GOAL OF THE EXERCISE
Skip all pictures, then print the remaining material exactly.

AVAILABLE DATA
-- START --

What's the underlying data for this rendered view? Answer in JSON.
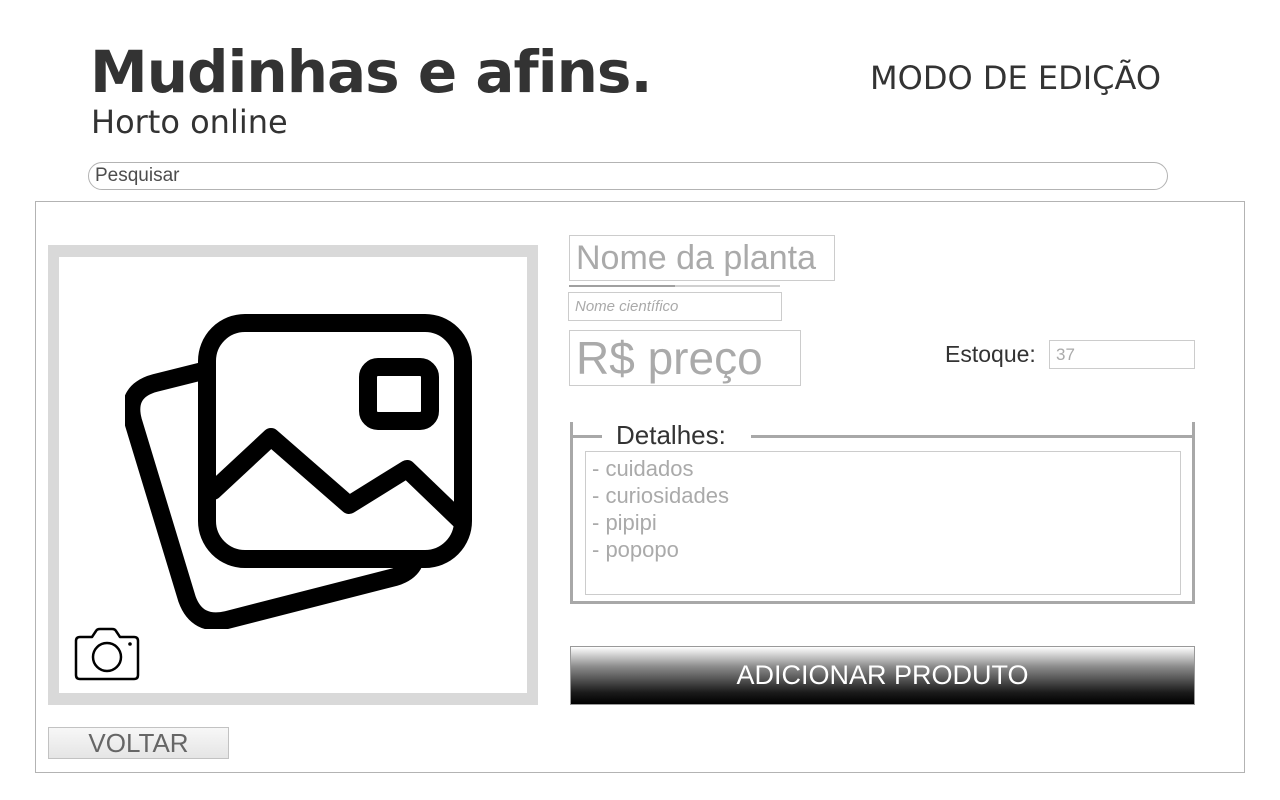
{
  "header": {
    "title": "Mudinhas e afins.",
    "subtitle": "Horto online",
    "mode": "MODO DE EDIÇÃO"
  },
  "search": {
    "placeholder": "Pesquisar",
    "icon": "search"
  },
  "product_form": {
    "image": {
      "placeholder_icon": "image-gallery-icon",
      "upload_icon": "camera-icon"
    },
    "name_placeholder": "Nome da planta",
    "scientific_name_placeholder": "Nome científico",
    "price_placeholder": "R$ preço",
    "stock": {
      "label": "Estoque:",
      "placeholder": "37"
    },
    "details": {
      "legend": "Detalhes:",
      "items": [
        "- cuidados",
        "- curiosidades",
        "- pipipi",
        "- popopo"
      ]
    },
    "add_button_label": "ADICIONAR PRODUTO",
    "back_button_label": "VOLTAR"
  },
  "colors": {
    "text_dark": "#333333",
    "placeholder": "#aaaaaa",
    "frame_gray": "#d9d9d9",
    "border_gray": "#b3b3b3",
    "button_dark": "#000000"
  }
}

-- END --

RESULT OF THIS TASK
What's the underlying data for this rendered view? Answer in JSON.
{
  "header": {
    "title": "Mudinhas e afins.",
    "subtitle": "Horto online",
    "mode": "MODO DE EDIÇÃO"
  },
  "search": {
    "placeholder": "Pesquisar",
    "icon": "search"
  },
  "product_form": {
    "image": {
      "placeholder_icon": "image-gallery-icon",
      "upload_icon": "camera-icon"
    },
    "name_placeholder": "Nome da planta",
    "scientific_name_placeholder": "Nome científico",
    "price_placeholder": "R$ preço",
    "stock": {
      "label": "Estoque:",
      "placeholder": "37"
    },
    "details": {
      "legend": "Detalhes:",
      "items": [
        "- cuidados",
        "- curiosidades",
        "- pipipi",
        "- popopo"
      ]
    },
    "add_button_label": "ADICIONAR PRODUTO",
    "back_button_label": "VOLTAR"
  },
  "colors": {
    "text_dark": "#333333",
    "placeholder": "#aaaaaa",
    "frame_gray": "#d9d9d9",
    "border_gray": "#b3b3b3",
    "button_dark": "#000000"
  }
}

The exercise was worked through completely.